* BEGIN Exercise materials *
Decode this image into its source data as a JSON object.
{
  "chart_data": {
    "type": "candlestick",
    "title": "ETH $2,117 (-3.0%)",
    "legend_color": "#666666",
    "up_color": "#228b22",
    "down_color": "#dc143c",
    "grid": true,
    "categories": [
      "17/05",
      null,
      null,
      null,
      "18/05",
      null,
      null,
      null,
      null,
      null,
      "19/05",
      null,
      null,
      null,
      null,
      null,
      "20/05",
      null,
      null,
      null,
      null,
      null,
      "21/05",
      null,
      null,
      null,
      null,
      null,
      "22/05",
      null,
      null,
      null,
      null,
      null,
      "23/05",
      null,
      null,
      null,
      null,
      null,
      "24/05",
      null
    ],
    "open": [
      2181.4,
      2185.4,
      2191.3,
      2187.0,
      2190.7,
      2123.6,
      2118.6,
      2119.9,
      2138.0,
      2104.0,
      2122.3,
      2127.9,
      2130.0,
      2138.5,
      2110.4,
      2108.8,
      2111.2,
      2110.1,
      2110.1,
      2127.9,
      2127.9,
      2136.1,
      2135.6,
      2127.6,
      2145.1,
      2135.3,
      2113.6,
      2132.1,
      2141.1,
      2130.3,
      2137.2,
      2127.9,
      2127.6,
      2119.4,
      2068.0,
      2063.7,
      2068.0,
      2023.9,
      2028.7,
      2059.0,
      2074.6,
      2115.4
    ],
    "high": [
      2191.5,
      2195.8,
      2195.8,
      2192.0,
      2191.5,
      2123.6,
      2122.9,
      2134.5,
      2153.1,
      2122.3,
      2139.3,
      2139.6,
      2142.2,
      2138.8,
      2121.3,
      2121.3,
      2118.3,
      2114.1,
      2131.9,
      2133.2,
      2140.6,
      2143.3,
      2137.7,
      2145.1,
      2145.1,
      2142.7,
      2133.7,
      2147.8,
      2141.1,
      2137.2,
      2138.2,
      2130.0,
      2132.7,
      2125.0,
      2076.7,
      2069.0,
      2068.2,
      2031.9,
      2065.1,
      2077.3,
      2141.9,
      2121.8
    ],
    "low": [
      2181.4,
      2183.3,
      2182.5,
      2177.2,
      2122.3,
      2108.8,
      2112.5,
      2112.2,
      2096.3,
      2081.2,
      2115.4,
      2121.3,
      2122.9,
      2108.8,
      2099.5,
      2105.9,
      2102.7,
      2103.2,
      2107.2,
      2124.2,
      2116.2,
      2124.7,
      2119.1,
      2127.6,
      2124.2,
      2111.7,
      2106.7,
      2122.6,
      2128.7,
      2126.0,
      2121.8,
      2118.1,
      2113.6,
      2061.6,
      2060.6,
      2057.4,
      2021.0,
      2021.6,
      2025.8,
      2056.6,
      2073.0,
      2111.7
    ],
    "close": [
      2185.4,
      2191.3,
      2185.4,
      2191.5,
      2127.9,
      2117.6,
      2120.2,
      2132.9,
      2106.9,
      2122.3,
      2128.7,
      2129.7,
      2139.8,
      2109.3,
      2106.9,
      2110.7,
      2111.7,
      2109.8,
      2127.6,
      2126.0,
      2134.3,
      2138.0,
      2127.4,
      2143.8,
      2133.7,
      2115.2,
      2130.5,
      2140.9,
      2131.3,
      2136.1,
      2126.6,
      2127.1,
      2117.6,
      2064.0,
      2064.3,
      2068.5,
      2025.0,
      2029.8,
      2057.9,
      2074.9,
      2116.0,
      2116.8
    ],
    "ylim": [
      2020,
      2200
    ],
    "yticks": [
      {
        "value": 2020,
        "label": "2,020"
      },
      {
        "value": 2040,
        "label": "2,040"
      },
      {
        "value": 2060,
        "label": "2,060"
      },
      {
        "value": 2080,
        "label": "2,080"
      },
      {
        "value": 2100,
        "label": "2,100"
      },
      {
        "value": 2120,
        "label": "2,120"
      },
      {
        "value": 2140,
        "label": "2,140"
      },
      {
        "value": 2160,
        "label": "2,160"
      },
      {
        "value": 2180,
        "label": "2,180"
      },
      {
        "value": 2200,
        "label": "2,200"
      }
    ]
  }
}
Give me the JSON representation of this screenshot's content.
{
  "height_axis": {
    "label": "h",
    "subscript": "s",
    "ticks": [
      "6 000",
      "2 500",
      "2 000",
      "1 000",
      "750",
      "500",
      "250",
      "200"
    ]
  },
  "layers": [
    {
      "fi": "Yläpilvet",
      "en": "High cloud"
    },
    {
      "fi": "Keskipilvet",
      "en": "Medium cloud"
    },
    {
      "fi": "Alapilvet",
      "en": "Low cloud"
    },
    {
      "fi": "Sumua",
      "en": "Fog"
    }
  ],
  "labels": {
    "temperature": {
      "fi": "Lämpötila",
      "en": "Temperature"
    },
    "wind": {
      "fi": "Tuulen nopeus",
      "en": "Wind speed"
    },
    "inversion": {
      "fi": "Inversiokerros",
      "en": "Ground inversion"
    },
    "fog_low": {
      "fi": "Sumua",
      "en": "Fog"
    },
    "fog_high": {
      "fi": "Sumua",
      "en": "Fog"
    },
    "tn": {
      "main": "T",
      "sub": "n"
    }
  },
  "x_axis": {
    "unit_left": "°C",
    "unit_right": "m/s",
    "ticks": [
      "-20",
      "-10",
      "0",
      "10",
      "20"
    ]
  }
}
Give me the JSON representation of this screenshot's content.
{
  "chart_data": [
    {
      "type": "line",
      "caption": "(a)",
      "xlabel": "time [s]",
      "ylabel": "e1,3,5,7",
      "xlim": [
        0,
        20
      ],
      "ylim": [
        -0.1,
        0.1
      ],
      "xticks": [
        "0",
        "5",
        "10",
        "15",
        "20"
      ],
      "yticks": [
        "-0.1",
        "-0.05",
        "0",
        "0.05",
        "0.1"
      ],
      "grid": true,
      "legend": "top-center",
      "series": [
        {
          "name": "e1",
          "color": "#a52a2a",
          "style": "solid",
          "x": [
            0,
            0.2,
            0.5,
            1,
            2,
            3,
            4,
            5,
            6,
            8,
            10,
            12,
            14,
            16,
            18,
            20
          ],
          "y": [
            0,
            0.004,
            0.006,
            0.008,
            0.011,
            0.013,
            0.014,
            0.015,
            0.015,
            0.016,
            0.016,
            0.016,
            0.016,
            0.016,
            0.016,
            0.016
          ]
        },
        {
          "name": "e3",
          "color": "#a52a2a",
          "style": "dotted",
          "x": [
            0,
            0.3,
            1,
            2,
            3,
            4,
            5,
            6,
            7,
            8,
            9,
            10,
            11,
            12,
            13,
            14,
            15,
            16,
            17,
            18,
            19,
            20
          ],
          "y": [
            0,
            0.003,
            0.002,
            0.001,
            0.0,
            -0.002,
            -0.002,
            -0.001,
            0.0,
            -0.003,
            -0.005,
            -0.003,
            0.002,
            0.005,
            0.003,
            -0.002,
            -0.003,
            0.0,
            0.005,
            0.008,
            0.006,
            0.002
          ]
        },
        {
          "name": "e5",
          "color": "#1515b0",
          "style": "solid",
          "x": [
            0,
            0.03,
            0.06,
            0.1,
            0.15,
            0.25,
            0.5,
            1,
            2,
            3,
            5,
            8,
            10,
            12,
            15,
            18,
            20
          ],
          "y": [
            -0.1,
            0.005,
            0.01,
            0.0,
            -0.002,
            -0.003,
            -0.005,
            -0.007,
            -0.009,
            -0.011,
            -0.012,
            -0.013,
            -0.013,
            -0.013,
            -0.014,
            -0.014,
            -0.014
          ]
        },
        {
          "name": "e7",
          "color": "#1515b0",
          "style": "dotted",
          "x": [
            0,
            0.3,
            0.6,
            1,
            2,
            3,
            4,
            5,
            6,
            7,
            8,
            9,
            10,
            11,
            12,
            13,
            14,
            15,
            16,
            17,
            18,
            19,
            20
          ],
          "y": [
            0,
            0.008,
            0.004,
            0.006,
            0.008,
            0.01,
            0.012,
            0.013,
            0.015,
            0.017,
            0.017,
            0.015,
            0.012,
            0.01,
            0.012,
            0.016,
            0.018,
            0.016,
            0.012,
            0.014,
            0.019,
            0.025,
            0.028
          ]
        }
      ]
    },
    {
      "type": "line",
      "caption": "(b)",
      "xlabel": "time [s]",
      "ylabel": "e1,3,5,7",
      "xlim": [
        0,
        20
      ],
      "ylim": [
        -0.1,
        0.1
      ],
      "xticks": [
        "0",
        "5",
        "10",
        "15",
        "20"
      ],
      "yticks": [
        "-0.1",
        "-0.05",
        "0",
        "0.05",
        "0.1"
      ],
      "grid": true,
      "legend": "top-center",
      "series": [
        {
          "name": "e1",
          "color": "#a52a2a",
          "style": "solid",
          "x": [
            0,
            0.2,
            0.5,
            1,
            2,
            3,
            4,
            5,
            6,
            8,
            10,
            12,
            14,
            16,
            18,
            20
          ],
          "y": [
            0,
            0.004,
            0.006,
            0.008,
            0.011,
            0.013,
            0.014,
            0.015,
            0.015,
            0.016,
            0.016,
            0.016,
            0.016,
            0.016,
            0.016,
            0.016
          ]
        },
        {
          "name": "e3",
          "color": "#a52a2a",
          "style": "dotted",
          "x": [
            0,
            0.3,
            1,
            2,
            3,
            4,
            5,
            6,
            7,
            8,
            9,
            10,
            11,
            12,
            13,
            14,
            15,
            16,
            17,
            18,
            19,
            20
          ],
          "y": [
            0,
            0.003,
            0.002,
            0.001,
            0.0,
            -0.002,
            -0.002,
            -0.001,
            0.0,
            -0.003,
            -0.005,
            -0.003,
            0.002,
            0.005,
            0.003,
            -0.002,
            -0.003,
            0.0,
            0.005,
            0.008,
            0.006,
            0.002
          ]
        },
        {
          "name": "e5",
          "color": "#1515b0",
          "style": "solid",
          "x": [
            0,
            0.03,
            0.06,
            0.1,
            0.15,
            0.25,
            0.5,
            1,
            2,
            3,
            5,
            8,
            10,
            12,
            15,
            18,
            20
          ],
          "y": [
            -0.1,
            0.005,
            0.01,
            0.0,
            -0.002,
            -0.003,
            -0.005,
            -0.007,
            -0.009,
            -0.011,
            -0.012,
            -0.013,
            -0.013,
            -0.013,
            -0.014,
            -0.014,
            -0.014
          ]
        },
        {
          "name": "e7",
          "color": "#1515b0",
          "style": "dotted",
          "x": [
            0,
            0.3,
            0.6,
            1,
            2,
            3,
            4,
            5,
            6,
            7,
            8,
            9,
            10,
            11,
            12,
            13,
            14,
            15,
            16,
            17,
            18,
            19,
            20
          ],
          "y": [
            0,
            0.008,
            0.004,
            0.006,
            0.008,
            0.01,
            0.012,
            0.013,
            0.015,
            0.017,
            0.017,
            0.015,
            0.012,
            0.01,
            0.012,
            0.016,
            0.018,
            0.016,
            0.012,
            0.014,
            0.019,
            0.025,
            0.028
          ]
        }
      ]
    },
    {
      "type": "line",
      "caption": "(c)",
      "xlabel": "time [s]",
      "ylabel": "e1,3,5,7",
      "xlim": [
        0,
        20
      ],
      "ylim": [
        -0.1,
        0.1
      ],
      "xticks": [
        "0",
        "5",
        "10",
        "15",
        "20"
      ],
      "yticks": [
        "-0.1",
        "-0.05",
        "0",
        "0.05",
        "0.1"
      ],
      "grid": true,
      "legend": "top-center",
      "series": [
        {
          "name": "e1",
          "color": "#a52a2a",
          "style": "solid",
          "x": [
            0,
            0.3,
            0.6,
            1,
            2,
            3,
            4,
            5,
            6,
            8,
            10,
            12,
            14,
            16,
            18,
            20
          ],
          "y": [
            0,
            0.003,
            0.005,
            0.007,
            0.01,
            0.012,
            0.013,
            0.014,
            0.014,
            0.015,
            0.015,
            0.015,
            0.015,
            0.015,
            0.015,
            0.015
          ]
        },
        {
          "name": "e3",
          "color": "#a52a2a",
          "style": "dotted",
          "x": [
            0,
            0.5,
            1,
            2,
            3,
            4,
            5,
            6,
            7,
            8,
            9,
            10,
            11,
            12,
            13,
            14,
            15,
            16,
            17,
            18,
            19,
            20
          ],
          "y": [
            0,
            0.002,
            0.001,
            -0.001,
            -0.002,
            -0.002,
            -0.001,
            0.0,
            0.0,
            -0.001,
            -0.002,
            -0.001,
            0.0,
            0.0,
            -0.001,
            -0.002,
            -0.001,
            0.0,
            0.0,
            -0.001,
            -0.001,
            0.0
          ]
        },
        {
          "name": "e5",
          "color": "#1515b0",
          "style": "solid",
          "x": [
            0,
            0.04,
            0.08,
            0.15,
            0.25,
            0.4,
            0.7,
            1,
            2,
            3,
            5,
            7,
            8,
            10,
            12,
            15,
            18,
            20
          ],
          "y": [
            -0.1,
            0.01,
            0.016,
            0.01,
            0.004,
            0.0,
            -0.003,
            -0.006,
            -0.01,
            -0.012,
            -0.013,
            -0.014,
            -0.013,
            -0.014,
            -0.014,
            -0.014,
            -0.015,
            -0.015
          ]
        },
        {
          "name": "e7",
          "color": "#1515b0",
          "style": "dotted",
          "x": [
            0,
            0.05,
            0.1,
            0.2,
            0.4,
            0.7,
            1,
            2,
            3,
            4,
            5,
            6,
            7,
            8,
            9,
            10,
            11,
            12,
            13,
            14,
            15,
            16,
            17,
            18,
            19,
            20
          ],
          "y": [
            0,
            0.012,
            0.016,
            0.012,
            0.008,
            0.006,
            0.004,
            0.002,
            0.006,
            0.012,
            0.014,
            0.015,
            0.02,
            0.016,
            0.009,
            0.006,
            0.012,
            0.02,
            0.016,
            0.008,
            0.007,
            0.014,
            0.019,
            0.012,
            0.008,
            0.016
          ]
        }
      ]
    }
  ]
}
* END Exercise materials *
**Short exercise**
In the entries above, find each line with the word "cloud" and copy it.

**Expected output**
      "en": "High cloud"
      "en": "Medium cloud"
      "en": "Low cloud"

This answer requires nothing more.